START Supplied text
Political Correctness vs Health
Sadly, the Minnesota writer who rejected effective border control as a necessary part of sound public health policy is not alone. The ignorance about public health and the nature of the threat have put Americans' safety into jeopardy. Fresno County in California has been sued twice for jailing persons who refuse to take their tuberculosis medication, the most recent being a Laotian immigrant. And while jailing is certainly a harsh measure, most parents would not want their kids sharing a classroom with the children of an immigrant who refused proper TB treatment.
Even more disconcerting than the rather frightening statistics and case studies is the reaction of some in the public health profession. A Washington Post story (3/3/00) contained the following remark from the chief of Maryland's Tuberculosis Control, Nancy Baruch: "My greatest fear is that there will be this terrific xenophobic response to anyone who is a quote-unquote refugee or immigrant. All that does is drive someone away from the help they need." One would expect the "greatest fear" of a person in a top public health position to be a sudden outbreak of disease or perhaps an act of bio-terrorism causing the deaths of thousands. But no, the worst horror is bad thoughts about immigrants.
Another politically correct comment was voiced in the Washington Post (4/11/01) by the director of the Alexandria, Virginia, Health Department. "Immigrants aren't the cause of disease," he intoned. "Tuberculosis is the enemy here. In public health, we recognize that "immigration" is a real general term, anyway. It's just that some, because of conditions in their own country, may be more at risk." In these remarks we find moral arrogance, patronizing doctor superiority and rather paternalistically explained views on causality. Missing, however, was concern for the public health of his community. What would this man do given the case of someone who refused to take the prescribed TB medication? Call a therapist? A shaman?
Given the nature of tuberculosis -- its periods of dormancy and its enormous global presence -- worldwide health organizations are quite right to call for programs to eradicate the disease globally, even though the task appears insurmountable. However, global efforts do not mean that American public health officials can be permitted to shirk their responsibility. Expanded vigilance and protective measures are clearly required.
Increased screening of populations particularly at risk would be sensible, but one can predict the ACLU response. And why does the Diversity Visa program (the annual State Department-run lottery for 50,000 lucky winners designed to increase America's diversity even further) still include countries that have very high levels of TB? An effective public health system for the United States should be the paramount concern, but we hear nothing from officials about the jeopardy posed by the current immigration chaos. The politically correct, say-no-evil philosophy of politicians and public health professionals is a dangerous denial. They must do better when the issue is life and death.
END Supplied text
What needs to be done :: Name every U.S. state that the piece on tuberculosis and immigration mentions.
START Information supplied
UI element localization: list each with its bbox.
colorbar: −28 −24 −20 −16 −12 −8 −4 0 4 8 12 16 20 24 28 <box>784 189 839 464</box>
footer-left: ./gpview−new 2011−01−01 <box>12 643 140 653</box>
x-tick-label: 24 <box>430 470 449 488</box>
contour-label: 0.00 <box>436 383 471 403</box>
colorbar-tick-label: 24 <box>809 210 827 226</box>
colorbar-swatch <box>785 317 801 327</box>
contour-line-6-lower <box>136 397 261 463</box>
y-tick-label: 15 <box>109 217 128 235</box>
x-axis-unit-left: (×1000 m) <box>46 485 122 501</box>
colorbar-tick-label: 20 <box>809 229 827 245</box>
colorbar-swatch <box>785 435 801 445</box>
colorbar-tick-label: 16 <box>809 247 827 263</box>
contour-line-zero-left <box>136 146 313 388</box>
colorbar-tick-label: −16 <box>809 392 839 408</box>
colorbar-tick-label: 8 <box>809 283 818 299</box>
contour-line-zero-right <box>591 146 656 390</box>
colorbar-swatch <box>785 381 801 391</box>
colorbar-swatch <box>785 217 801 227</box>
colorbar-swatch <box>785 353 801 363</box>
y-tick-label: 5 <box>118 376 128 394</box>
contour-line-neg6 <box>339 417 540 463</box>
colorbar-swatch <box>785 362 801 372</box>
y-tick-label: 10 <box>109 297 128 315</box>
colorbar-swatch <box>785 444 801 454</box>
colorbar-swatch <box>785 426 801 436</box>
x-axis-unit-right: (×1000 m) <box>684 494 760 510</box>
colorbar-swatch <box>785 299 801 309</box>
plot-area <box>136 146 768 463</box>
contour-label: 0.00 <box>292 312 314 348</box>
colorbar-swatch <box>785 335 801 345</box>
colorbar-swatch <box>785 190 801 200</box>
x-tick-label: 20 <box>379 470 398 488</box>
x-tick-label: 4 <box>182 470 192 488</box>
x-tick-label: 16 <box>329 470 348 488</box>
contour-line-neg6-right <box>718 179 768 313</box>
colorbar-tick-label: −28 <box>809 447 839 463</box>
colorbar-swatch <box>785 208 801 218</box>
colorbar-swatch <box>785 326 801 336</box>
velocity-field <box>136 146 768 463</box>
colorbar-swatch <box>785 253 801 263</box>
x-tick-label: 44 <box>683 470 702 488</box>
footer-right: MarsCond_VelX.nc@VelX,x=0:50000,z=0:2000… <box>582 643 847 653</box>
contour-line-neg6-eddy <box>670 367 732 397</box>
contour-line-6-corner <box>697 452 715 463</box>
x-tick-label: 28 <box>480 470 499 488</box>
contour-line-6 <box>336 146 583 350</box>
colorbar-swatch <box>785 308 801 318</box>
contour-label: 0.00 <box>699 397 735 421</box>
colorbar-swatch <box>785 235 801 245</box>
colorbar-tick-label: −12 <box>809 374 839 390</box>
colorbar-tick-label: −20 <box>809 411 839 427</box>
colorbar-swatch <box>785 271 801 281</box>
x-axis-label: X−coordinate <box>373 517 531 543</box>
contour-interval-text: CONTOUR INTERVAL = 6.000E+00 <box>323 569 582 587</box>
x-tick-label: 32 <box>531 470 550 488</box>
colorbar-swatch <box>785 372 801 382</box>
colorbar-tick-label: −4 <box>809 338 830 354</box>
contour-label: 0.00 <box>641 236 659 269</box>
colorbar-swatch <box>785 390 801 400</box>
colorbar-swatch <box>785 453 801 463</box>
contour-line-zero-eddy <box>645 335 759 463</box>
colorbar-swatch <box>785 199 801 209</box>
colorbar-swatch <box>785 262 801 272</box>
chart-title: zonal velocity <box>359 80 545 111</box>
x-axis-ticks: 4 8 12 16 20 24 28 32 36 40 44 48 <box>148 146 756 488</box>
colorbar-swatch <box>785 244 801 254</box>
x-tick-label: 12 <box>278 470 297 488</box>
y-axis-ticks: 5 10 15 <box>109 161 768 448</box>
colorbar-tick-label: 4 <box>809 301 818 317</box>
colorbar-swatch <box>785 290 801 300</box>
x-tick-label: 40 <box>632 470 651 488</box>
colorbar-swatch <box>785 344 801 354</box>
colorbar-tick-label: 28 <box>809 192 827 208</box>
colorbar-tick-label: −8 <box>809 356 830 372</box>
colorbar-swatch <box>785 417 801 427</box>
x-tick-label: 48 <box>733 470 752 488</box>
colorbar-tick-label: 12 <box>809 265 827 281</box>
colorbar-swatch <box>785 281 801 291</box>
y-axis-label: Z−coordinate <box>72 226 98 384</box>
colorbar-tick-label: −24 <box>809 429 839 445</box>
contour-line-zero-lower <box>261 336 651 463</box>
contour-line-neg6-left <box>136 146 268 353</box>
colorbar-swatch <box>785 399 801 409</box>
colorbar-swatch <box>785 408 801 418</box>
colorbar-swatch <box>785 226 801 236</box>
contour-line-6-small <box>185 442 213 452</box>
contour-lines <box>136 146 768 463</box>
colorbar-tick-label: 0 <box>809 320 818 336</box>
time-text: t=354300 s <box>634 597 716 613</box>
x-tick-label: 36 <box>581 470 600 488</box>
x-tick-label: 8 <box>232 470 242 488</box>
END Information supplied
Solution to this exercise :: Minnesota, California, Maryland, Virginia